Reproduce all records exactly.
[BEGIN Supplied information]
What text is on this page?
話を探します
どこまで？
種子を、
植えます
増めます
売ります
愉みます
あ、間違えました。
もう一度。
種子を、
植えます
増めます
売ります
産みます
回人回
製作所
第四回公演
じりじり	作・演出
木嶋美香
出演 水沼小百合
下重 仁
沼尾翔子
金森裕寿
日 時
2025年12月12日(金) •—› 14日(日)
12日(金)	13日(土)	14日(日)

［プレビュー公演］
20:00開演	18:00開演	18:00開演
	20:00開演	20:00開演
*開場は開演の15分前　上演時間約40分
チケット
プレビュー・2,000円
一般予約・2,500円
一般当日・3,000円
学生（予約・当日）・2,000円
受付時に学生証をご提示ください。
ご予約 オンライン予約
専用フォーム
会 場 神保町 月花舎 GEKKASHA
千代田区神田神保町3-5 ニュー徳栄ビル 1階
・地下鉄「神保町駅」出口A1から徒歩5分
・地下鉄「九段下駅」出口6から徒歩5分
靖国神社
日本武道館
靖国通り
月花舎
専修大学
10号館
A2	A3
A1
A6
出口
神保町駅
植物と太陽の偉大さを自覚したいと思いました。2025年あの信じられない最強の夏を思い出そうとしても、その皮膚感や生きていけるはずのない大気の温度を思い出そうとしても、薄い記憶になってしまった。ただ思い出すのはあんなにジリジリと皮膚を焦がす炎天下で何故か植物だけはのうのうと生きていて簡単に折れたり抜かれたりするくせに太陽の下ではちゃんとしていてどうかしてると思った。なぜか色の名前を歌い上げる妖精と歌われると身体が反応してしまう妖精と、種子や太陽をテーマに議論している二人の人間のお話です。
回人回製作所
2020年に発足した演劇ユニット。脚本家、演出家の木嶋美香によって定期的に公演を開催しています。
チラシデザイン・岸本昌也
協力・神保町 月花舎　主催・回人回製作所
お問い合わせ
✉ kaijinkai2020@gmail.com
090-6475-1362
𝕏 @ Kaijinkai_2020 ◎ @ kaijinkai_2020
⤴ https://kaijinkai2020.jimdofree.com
[END Supplied information]
## Answer to the problem
What text is on this page?
話を探します
どこまで？
種子を、
植えます
増めます
売ります
愉みます
あ、間違えました。
もう一度。
種子を、
植えます
増めます
売ります
産みます
回人回
製作所
第四回公演
じりじり	作・演出
木嶋美香
出演 水沼小百合
下重 仁
沼尾翔子
金森裕寿
日 時
2025年12月12日(金) •—› 14日(日)
12日(金)	13日(土)	14日(日)

［プレビュー公演］
20:00開演	18:00開演	18:00開演
	20:00開演	20:00開演
*開場は開演の15分前　上演時間約40分
チケット
プレビュー・2,000円
一般予約・2,500円
一般当日・3,000円
学生（予約・当日）・2,000円
受付時に学生証をご提示ください。
ご予約 オンライン予約
専用フォーム
会 場 神保町 月花舎 GEKKASHA
千代田区神田神保町3-5 ニュー徳栄ビル 1階
・地下鉄「神保町駅」出口A1から徒歩5分
・地下鉄「九段下駅」出口6から徒歩5分
靖国神社
日本武道館
靖国通り
月花舎
専修大学
10号館
A2	A3
A1
A6
出口
神保町駅
植物と太陽の偉大さを自覚したいと思いました。2025年あの信じられない最強の夏を思い出そうとしても、その皮膚感や生きていけるはずのない大気の温度を思い出そうとしても、薄い記憶になってしまった。ただ思い出すのはあんなにジリジリと皮膚を焦がす炎天下で何故か植物だけはのうのうと生きていて簡単に折れたり抜かれたりするくせに太陽の下ではちゃんとしていてどうかしてると思った。なぜか色の名前を歌い上げる妖精と歌われると身体が反応してしまう妖精と、種子や太陽をテーマに議論している二人の人間のお話です。
回人回製作所
2020年に発足した演劇ユニット。脚本家、演出家の木嶋美香によって定期的に公演を開催しています。
チラシデザイン・岸本昌也
協力・神保町 月花舎　主催・回人回製作所
お問い合わせ
✉ kaijinkai2020@gmail.com
090-6475-1362
𝕏 @ Kaijinkai_2020 ◎ @ kaijinkai_2020
⤴ https://kaijinkai2020.jimdofree.com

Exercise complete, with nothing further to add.